___ Task data

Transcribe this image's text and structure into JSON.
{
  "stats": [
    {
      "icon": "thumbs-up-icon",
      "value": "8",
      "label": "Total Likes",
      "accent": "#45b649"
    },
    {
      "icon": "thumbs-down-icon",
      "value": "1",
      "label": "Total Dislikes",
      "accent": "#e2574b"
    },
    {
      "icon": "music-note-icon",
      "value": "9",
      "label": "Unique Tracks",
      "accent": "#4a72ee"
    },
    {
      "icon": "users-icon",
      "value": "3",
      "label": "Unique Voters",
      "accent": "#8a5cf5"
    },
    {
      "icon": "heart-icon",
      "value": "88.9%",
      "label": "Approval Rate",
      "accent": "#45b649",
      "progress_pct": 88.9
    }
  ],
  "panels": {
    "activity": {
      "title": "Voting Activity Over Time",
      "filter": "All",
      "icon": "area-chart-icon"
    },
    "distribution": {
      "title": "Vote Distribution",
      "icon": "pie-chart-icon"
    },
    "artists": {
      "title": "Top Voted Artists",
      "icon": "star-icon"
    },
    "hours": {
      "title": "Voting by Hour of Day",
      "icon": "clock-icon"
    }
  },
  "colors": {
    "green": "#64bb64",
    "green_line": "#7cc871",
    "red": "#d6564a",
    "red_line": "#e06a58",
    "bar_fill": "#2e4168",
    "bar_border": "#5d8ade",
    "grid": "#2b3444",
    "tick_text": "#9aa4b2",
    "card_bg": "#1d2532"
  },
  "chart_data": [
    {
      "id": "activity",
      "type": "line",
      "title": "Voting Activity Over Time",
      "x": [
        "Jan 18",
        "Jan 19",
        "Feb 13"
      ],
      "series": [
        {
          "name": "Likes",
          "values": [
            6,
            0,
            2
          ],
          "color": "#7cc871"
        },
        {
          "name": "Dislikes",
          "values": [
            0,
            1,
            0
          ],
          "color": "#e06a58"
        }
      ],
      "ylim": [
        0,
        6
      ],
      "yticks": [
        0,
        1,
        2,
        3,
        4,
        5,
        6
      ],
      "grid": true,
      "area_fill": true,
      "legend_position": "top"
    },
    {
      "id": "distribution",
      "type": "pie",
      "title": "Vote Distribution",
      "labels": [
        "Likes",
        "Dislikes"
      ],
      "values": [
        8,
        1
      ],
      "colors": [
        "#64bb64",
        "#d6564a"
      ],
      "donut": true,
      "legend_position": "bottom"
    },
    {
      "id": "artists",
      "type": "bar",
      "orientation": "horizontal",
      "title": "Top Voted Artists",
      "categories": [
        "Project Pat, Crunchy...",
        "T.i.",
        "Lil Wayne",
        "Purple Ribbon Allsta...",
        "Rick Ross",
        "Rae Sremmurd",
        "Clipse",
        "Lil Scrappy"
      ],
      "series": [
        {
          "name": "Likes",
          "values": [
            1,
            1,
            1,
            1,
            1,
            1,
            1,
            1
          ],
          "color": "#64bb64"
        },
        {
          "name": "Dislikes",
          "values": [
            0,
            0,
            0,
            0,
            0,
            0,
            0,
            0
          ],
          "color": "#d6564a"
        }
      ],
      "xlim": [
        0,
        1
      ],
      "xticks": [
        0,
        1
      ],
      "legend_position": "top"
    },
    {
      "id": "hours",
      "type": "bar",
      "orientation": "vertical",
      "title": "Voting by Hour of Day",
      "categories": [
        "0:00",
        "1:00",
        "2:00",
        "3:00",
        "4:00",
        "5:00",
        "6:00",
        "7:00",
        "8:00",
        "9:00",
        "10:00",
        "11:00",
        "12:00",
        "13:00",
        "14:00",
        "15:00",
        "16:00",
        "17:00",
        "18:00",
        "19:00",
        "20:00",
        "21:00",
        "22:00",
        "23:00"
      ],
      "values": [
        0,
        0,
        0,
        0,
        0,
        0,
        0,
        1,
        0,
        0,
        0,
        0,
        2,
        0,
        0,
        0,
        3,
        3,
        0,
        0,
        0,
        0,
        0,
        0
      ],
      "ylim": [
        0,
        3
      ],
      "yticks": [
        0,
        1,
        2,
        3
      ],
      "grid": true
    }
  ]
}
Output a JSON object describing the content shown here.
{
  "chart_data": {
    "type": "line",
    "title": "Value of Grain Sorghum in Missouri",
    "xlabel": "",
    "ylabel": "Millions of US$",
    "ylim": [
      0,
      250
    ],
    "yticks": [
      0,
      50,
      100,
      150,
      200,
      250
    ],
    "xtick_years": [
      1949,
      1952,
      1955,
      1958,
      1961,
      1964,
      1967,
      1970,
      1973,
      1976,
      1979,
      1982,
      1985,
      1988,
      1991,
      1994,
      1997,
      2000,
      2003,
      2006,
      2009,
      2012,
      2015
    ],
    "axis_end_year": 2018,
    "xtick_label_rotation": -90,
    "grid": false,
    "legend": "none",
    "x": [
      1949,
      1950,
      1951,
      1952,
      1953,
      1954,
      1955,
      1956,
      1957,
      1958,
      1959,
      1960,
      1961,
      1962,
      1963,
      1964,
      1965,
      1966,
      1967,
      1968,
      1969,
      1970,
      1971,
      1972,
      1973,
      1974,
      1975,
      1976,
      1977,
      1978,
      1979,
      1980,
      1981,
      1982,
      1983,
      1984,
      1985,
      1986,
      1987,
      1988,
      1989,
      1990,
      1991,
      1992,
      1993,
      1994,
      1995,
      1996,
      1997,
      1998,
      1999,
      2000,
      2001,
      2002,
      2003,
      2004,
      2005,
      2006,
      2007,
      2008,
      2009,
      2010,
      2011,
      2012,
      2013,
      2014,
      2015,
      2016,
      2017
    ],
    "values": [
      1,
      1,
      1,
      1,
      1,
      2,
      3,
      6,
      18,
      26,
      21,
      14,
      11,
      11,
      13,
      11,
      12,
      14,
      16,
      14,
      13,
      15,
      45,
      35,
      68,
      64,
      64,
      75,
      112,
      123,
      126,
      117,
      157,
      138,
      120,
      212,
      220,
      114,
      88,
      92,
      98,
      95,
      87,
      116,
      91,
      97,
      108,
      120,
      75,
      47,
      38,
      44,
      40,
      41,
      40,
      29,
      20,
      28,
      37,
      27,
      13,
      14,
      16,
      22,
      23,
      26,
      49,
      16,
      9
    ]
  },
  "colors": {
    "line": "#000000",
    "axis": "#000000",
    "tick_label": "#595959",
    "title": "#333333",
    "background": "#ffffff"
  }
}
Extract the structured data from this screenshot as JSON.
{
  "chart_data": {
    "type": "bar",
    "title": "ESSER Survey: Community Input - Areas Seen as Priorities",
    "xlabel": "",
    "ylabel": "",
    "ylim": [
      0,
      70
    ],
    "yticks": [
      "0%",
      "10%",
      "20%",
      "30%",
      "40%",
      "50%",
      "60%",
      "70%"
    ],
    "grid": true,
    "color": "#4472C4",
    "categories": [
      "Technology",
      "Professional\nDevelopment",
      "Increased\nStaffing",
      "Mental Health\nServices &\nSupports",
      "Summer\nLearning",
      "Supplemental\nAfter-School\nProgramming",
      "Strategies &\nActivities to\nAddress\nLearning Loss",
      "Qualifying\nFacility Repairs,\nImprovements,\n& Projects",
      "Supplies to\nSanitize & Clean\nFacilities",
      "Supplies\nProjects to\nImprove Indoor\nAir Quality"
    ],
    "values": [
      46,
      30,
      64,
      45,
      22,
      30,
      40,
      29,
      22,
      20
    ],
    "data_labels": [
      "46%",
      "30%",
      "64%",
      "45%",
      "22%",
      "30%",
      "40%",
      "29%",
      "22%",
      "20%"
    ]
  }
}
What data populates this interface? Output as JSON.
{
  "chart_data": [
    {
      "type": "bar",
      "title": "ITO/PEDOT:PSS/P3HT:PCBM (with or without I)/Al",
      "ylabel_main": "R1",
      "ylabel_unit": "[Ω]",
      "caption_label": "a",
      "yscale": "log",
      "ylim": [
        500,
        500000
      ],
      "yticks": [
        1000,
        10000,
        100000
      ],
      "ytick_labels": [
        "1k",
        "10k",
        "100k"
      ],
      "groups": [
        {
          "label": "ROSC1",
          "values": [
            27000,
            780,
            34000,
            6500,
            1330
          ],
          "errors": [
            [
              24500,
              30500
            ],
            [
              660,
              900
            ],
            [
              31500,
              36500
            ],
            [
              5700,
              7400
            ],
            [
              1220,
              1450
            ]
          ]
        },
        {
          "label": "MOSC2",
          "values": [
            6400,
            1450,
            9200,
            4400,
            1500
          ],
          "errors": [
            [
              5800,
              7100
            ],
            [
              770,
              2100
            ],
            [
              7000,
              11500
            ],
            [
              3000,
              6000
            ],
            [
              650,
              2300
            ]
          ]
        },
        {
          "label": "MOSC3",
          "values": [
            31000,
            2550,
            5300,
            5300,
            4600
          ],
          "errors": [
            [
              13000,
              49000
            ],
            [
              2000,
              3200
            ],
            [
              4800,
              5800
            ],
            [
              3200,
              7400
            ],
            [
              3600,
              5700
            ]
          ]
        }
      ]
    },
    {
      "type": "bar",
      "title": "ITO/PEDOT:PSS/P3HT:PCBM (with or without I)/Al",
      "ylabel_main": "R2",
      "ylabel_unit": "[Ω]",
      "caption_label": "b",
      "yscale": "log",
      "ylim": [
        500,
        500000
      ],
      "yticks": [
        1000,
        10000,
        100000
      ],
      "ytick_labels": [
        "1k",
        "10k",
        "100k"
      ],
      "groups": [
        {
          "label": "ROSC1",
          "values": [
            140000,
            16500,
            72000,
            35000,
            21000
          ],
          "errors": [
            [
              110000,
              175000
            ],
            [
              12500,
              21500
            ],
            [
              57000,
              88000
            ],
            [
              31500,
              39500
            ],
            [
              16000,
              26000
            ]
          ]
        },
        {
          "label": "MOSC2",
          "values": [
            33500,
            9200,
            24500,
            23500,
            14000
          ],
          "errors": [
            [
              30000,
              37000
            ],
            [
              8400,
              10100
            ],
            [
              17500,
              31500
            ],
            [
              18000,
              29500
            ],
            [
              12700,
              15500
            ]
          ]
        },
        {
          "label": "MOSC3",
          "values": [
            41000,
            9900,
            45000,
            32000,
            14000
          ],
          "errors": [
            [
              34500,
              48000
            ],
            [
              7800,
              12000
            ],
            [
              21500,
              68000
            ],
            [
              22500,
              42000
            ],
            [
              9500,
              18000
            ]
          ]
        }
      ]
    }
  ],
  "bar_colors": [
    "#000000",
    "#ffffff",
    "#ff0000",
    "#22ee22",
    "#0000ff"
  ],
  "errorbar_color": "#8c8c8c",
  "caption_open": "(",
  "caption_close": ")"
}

______

Exercise objective:
Using the records above, copy each line that contains "Output".

Answer to this task:
Output a JSON object describing the content shown here.
What data populates this interface? Output as JSON.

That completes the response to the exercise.